__AIM OF THE EXERCISE__.
From the listing, collect all lines containing the word "định".

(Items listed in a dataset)
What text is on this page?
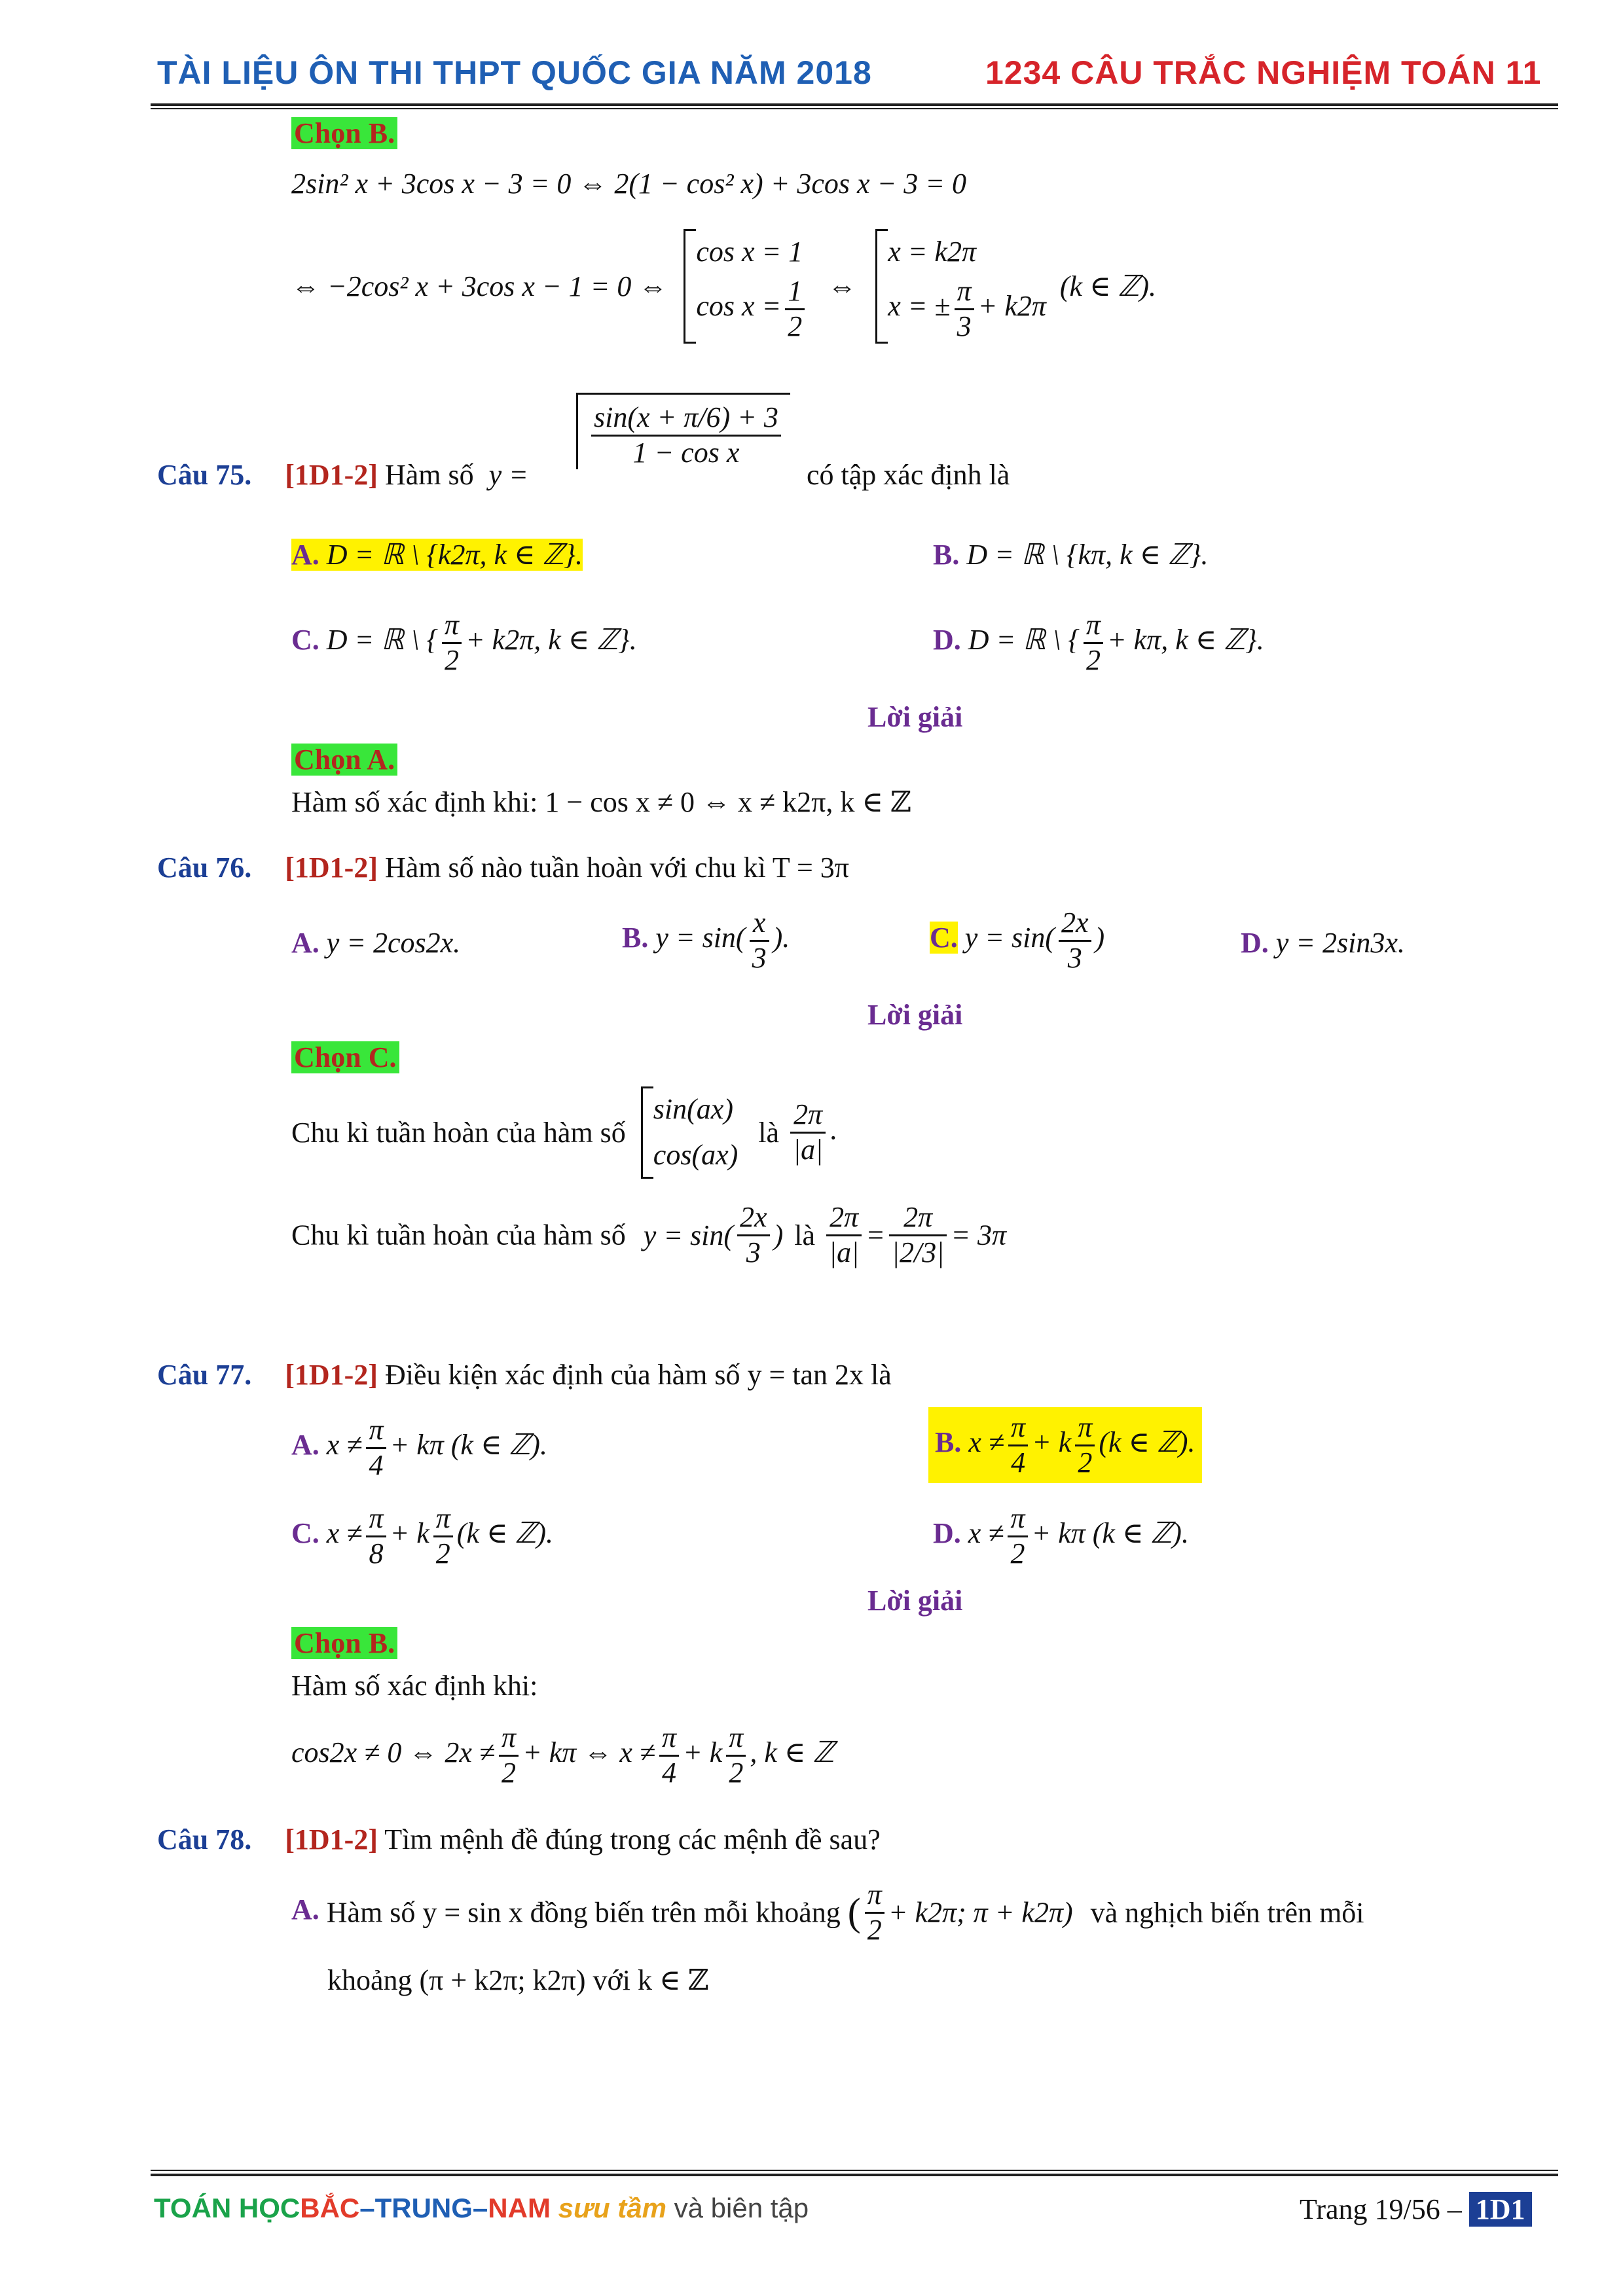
TÀI LIỆU ÔN THI THPT QUỐC GIA NĂM 2018	1234 CÂU TRẮC NGHIỆM TOÁN 11
Chọn B.
2sin² x + 3cos x − 3 = 0 ⇔ 2(1 − cos² x) + 3cos x − 3 = 0
⇔ −2cos² x + 3cos x − 1 = 0 ⇔
cos x = 1
$\cos x = \frac{1}{2}$ ⇔
x = k2π
x = ± $\frac{\pi}{3} + k2\pi$
(k ∈ ℤ).
Câu 75. [1D1-2] Hàm số y =
$\frac{\sin(x + \pi/6) + 3}{\text{1 − cos x}}$
có tập xác định là
A. D = ℝ \ {k2π, k ∈ ℤ}.	B. D = ℝ \ {kπ, k ∈ ℤ}.
C. D = ℝ \ { $\frac{\pi}{2} + k2\pi$, k ∈ ℤ}.	D. D = ℝ \ { $\frac{\pi}{2} + k\pi$, k ∈ ℤ}.
Lời giải
Chọn A.
Hàm số xác định khi: 1 − cos x ≠ 0 ⇔ x ≠ k2π, k ∈ ℤ
Câu 76. [1D1-2] Hàm số nào tuần hoàn với chu kì T = 3π
A. y = 2cos2x.	B. $y = \sin( \frac{x}{3}$ ).	C. $y = \sin( \frac{2x}{3}$ )	D. y = 2sin3x.
Lời giải
Chọn C.
Chu kì tuần hoàn của hàm số
sin(ax)
cos(ax)
là $\frac{2\pi}{|a|}$ .
Chu kì tuần hoàn của hàm số $y = \sin( \frac{2x}{3}$ ) là $\frac{2\pi}{|a|} = \frac{2\pi}{|2/3|} = 3\pi$
Câu 77. [1D1-2] Điều kiện xác định của hàm số y = tan 2x là
A. $x \ne \frac{\pi}{4} + k\pi$ (k ∈ ℤ).	B. $x \ne \frac{\pi}{4} + k \frac{\pi}{2} (k$ ∈ ℤ).
C. $x \ne \frac{\pi}{8} + k \frac{\pi}{2} (k$ ∈ ℤ).	D. $x \ne \frac{\pi}{2} + k\pi$ (k ∈ ℤ).
Lời giải
Chọn B.
Hàm số xác định khi:
cos2x ≠ 0 ⇔ $2x \ne \frac{\pi}{2} + k\pi$ ⇔ $x \ne \frac{\pi}{4} + k \frac{\pi}{2}$ , k ∈ ℤ
Câu 78. [1D1-2] Tìm mệnh đề đúng trong các mệnh đề sau?
A. Hàm số y = sin x đồng biến trên mỗi khoảng ( $\frac{\pi}{2} + k2\pi$; π + k2π) và nghịch biến trên mỗi
khoảng (π + k2π; k2π) với k ∈ ℤ
TOÁN HỌCBẮC–TRUNG–NAM sưu tầm và biên tập	Trang 19/56 – 1D1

__WRITTEN REPLY__.
có tập xác định là
Hàm số xác định khi: 1 − cos x ≠ 0 ⇔ x ≠ k2π, k ∈ ℤ
Câu 77. [1D1-2] Điều kiện xác định của hàm số y = tan 2x là
Hàm số xác định khi:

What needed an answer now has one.